§ **Work to be completed**: Return each line of the records with nothing changed, pictures excepted.

━━ Data supplied ━━

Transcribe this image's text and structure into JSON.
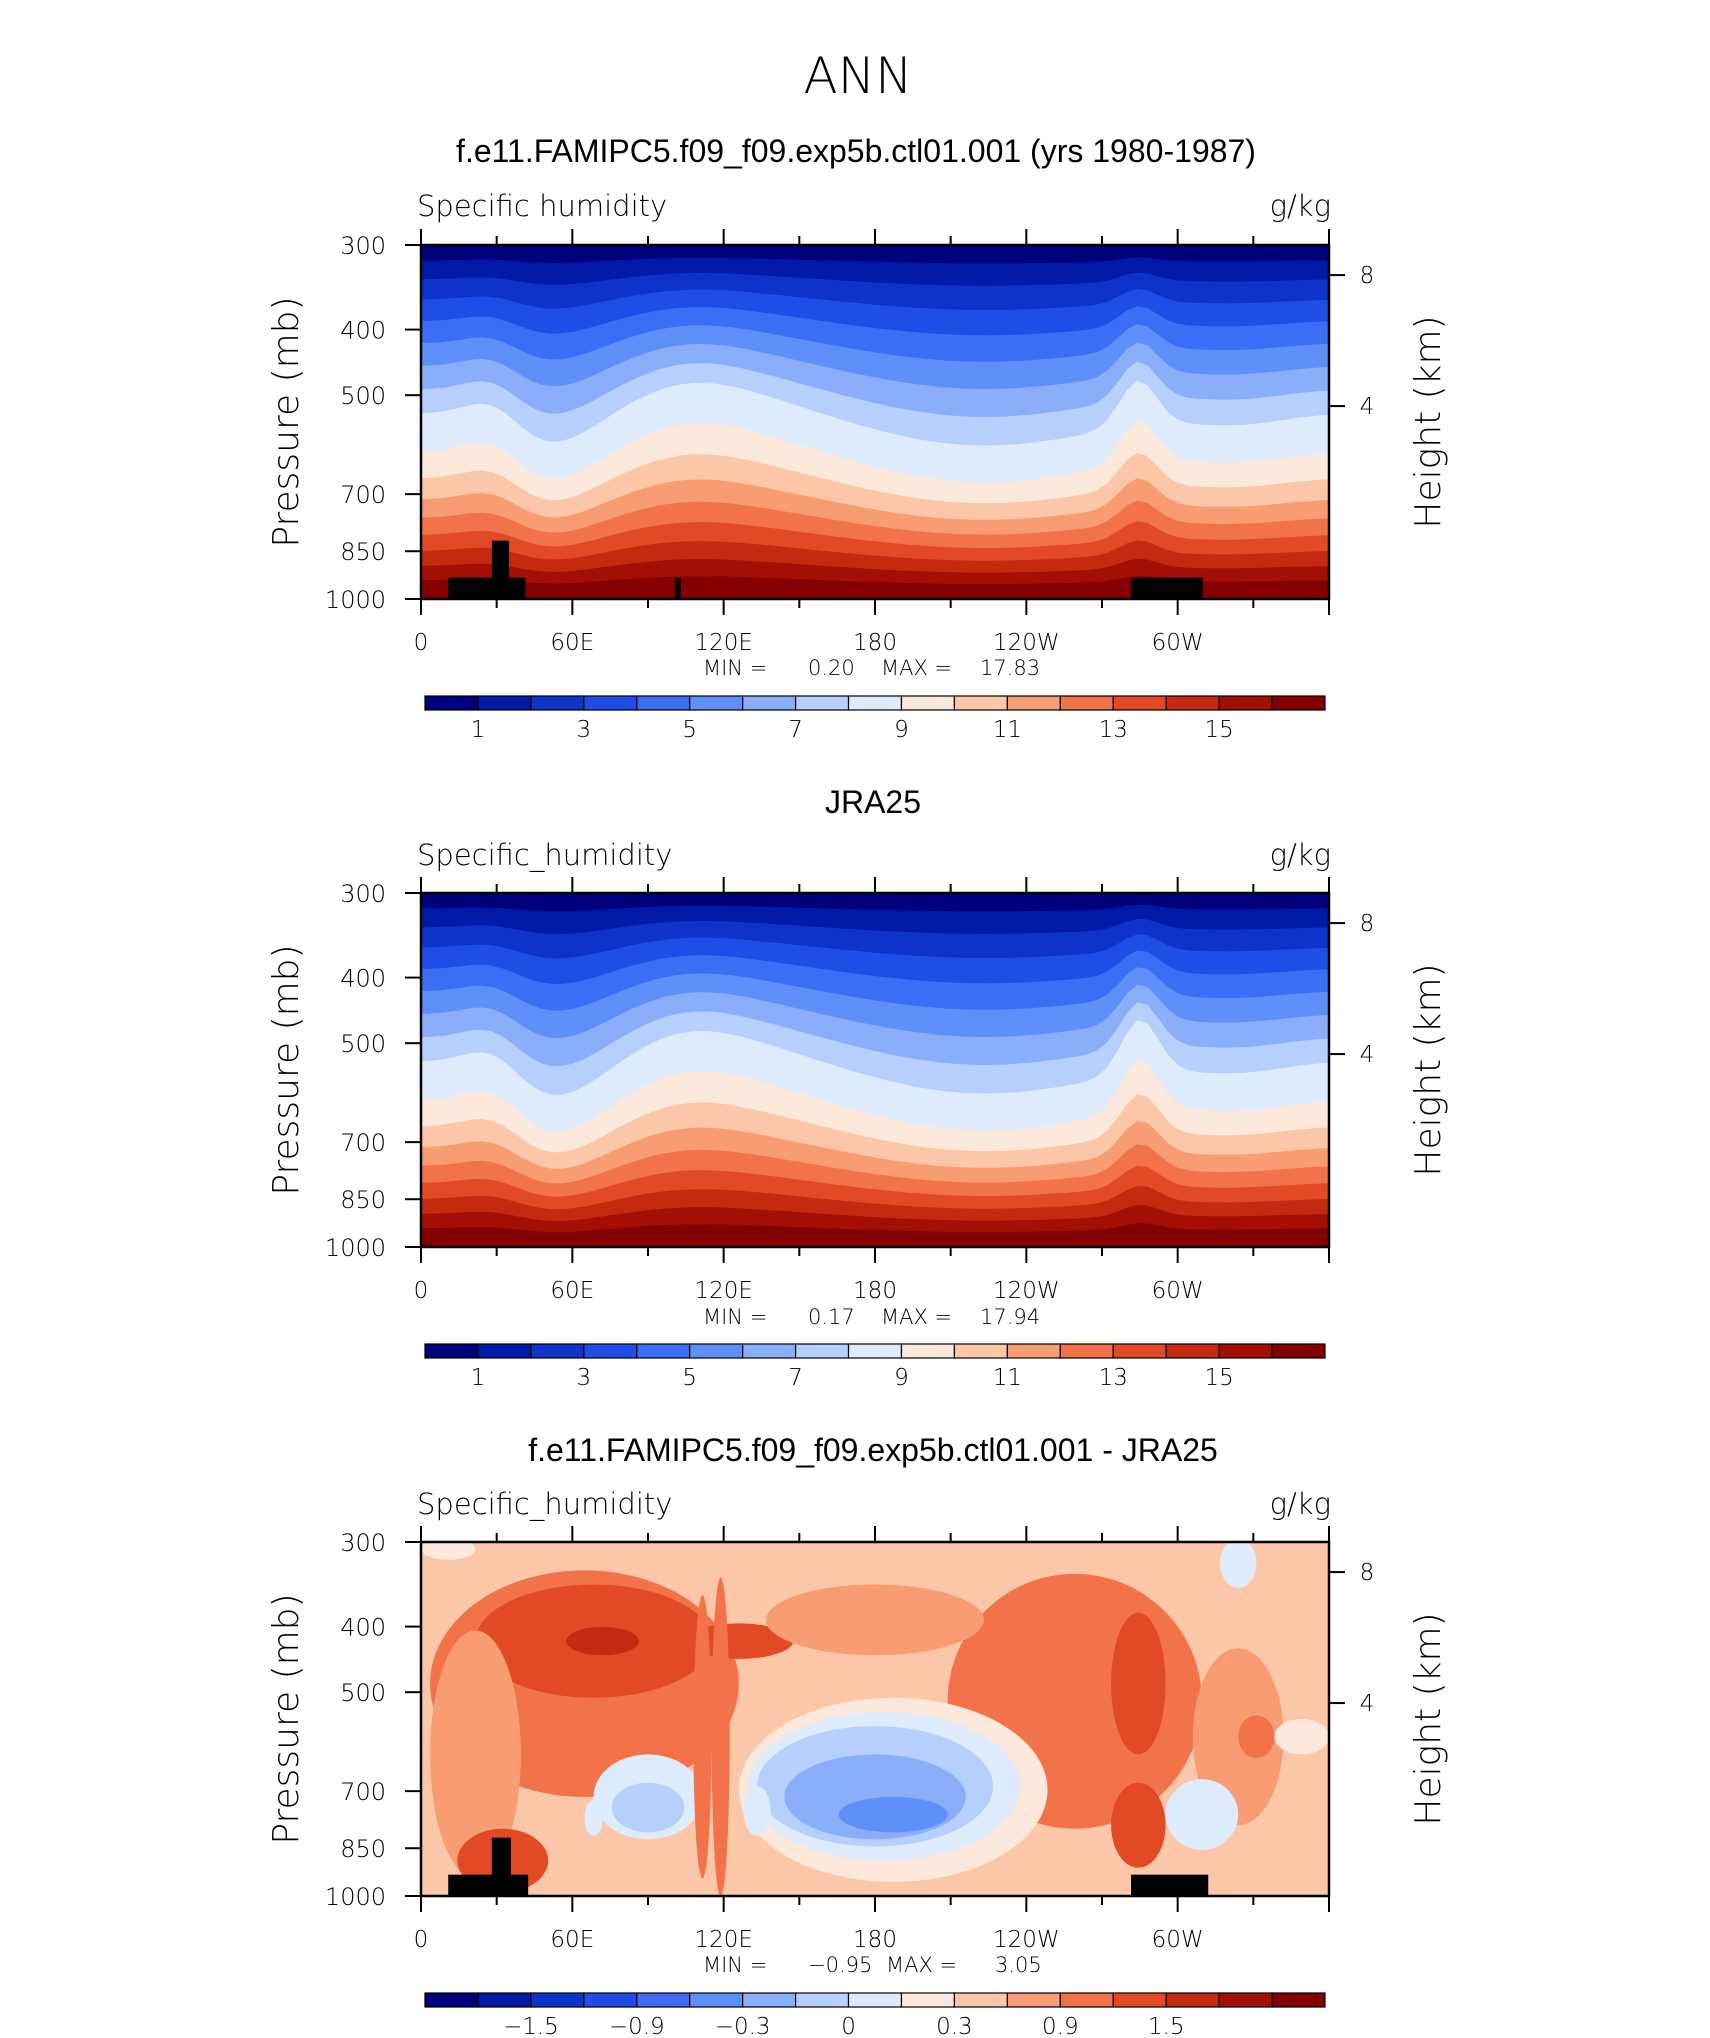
{
  "suptitle": "ANN",
  "panel_text": {
    "ylabel_left": "Pressure (mb)",
    "ylabel_right": "Height (km)",
    "units": "g/kg",
    "min_label": "MIN =",
    "max_label": "MAX ="
  },
  "chart_data": [
    {
      "type": "heatmap",
      "title": "f.e11.FAMIPC5.f09_f09.exp5b.ctl01.001 (yrs 1980-1987)",
      "variable": "Specific humidity",
      "units": "g/kg",
      "min_value": "0.20",
      "max_value": "17.83",
      "colorbar_ticks": [
        "1",
        "3",
        "5",
        "7",
        "9",
        "11",
        "13",
        "15"
      ]
    },
    {
      "type": "heatmap",
      "title": "JRA25",
      "variable": "Specific_humidity",
      "units": "g/kg",
      "min_value": "0.17",
      "max_value": "17.94",
      "colorbar_ticks": [
        "1",
        "3",
        "5",
        "7",
        "9",
        "11",
        "13",
        "15"
      ]
    },
    {
      "type": "heatmap",
      "title": "f.e11.FAMIPC5.f09_f09.exp5b.ctl01.001 - JRA25",
      "variable": "Specific_humidity",
      "units": "g/kg",
      "min_value": "−0.95",
      "max_value": "3.05",
      "colorbar_ticks": [
        "−1.5",
        "−0.9",
        "−0.3",
        "0",
        "0.3",
        "0.9",
        "1.5"
      ]
    }
  ],
  "axes": {
    "x_tick_labels": [
      "0",
      "60E",
      "120E",
      "180",
      "120W",
      "60W"
    ],
    "y_tick_labels": [
      "300",
      "400",
      "500",
      "700",
      "850",
      "1000"
    ],
    "y2_tick_labels": [
      "8",
      "4"
    ]
  },
  "colors": {
    "abs_scale": [
      "#00007f",
      "#0019a6",
      "#0d33c9",
      "#1f4de6",
      "#3b6ef5",
      "#5f8ff8",
      "#8aaefa",
      "#b7cffc",
      "#deebfd",
      "#fde9db",
      "#fcc7a9",
      "#f89d73",
      "#f2724a",
      "#e14a25",
      "#c42a10",
      "#a30f04",
      "#840000"
    ],
    "diff_scale": [
      "#00007f",
      "#0019a6",
      "#0d33c9",
      "#1f4de6",
      "#3b6ef5",
      "#5f8ff8",
      "#8aaefa",
      "#b7cffc",
      "#deebfd",
      "#fde9db",
      "#fcc7a9",
      "#f89d73",
      "#f2724a",
      "#e14a25",
      "#c42a10",
      "#a30f04",
      "#840000"
    ],
    "topography": "#000000"
  }
}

━━━

§ **Finished exercise**:
Transcribe this image's text and structure into JSON.
{
  "suptitle": "ANN",
  "panel_text": {
    "ylabel_left": "Pressure (mb)",
    "ylabel_right": "Height (km)",
    "units": "g/kg",
    "min_label": "MIN =",
    "max_label": "MAX ="
  },
  "chart_data": [
    {
      "type": "heatmap",
      "title": "f.e11.FAMIPC5.f09_f09.exp5b.ctl01.001 (yrs 1980-1987)",
      "variable": "Specific humidity",
      "units": "g/kg",
      "min_value": "0.20",
      "max_value": "17.83",
      "colorbar_ticks": [
        "1",
        "3",
        "5",
        "7",
        "9",
        "11",
        "13",
        "15"
      ]
    },
    {
      "type": "heatmap",
      "title": "JRA25",
      "variable": "Specific_humidity",
      "units": "g/kg",
      "min_value": "0.17",
      "max_value": "17.94",
      "colorbar_ticks": [
        "1",
        "3",
        "5",
        "7",
        "9",
        "11",
        "13",
        "15"
      ]
    },
    {
      "type": "heatmap",
      "title": "f.e11.FAMIPC5.f09_f09.exp5b.ctl01.001 - JRA25",
      "variable": "Specific_humidity",
      "units": "g/kg",
      "min_value": "−0.95",
      "max_value": "3.05",
      "colorbar_ticks": [
        "−1.5",
        "−0.9",
        "−0.3",
        "0",
        "0.3",
        "0.9",
        "1.5"
      ]
    }
  ],
  "axes": {
    "x_tick_labels": [
      "0",
      "60E",
      "120E",
      "180",
      "120W",
      "60W"
    ],
    "y_tick_labels": [
      "300",
      "400",
      "500",
      "700",
      "850",
      "1000"
    ],
    "y2_tick_labels": [
      "8",
      "4"
    ]
  },
  "colors": {
    "abs_scale": [
      "#00007f",
      "#0019a6",
      "#0d33c9",
      "#1f4de6",
      "#3b6ef5",
      "#5f8ff8",
      "#8aaefa",
      "#b7cffc",
      "#deebfd",
      "#fde9db",
      "#fcc7a9",
      "#f89d73",
      "#f2724a",
      "#e14a25",
      "#c42a10",
      "#a30f04",
      "#840000"
    ],
    "diff_scale": [
      "#00007f",
      "#0019a6",
      "#0d33c9",
      "#1f4de6",
      "#3b6ef5",
      "#5f8ff8",
      "#8aaefa",
      "#b7cffc",
      "#deebfd",
      "#fde9db",
      "#fcc7a9",
      "#f89d73",
      "#f2724a",
      "#e14a25",
      "#c42a10",
      "#a30f04",
      "#840000"
    ],
    "topography": "#000000"
  }
}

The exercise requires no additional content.